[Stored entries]

◇ ◇ ◇ ◇

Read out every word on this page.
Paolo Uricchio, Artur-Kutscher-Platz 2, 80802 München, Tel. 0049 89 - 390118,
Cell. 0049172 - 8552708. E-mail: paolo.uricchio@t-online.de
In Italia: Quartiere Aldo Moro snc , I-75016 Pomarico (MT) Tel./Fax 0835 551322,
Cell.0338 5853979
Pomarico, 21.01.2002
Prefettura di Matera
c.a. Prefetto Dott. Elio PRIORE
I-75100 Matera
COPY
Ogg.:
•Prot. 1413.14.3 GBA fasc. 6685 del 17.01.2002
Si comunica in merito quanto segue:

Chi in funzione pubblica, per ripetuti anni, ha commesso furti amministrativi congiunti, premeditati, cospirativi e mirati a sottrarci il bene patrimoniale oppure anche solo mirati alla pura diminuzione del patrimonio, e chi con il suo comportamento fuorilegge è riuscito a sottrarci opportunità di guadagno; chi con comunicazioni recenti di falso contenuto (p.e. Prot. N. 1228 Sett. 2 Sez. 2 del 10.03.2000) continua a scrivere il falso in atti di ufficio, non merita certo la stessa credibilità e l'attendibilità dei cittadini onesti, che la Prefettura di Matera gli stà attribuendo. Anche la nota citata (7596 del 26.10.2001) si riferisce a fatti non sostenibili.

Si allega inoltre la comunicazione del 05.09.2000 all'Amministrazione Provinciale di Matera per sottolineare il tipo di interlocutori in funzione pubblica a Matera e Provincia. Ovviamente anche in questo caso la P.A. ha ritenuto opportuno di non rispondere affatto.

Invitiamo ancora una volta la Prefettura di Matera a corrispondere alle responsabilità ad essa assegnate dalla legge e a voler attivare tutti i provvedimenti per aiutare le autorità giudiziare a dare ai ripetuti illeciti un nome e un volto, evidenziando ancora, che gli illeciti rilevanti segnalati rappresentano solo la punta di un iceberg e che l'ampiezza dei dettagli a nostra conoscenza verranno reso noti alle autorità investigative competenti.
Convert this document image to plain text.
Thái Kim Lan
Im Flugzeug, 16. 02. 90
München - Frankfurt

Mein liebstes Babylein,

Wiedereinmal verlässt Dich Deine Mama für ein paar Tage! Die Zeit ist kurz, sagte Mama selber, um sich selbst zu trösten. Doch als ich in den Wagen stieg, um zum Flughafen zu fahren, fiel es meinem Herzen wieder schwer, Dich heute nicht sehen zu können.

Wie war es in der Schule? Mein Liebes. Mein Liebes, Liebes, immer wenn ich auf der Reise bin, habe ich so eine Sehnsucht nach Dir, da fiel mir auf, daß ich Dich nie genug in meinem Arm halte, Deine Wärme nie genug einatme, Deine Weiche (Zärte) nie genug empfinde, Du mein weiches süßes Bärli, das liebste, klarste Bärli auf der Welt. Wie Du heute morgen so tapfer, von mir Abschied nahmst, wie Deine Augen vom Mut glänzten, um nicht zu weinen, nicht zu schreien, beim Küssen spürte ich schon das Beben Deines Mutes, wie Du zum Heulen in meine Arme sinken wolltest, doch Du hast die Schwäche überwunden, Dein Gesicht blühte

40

◇ ◇ ◇ ◇

| Description of the task |
Indicate how many lines of the material include the word "Pomarico"; the number alone is required.

| Finished answer |
2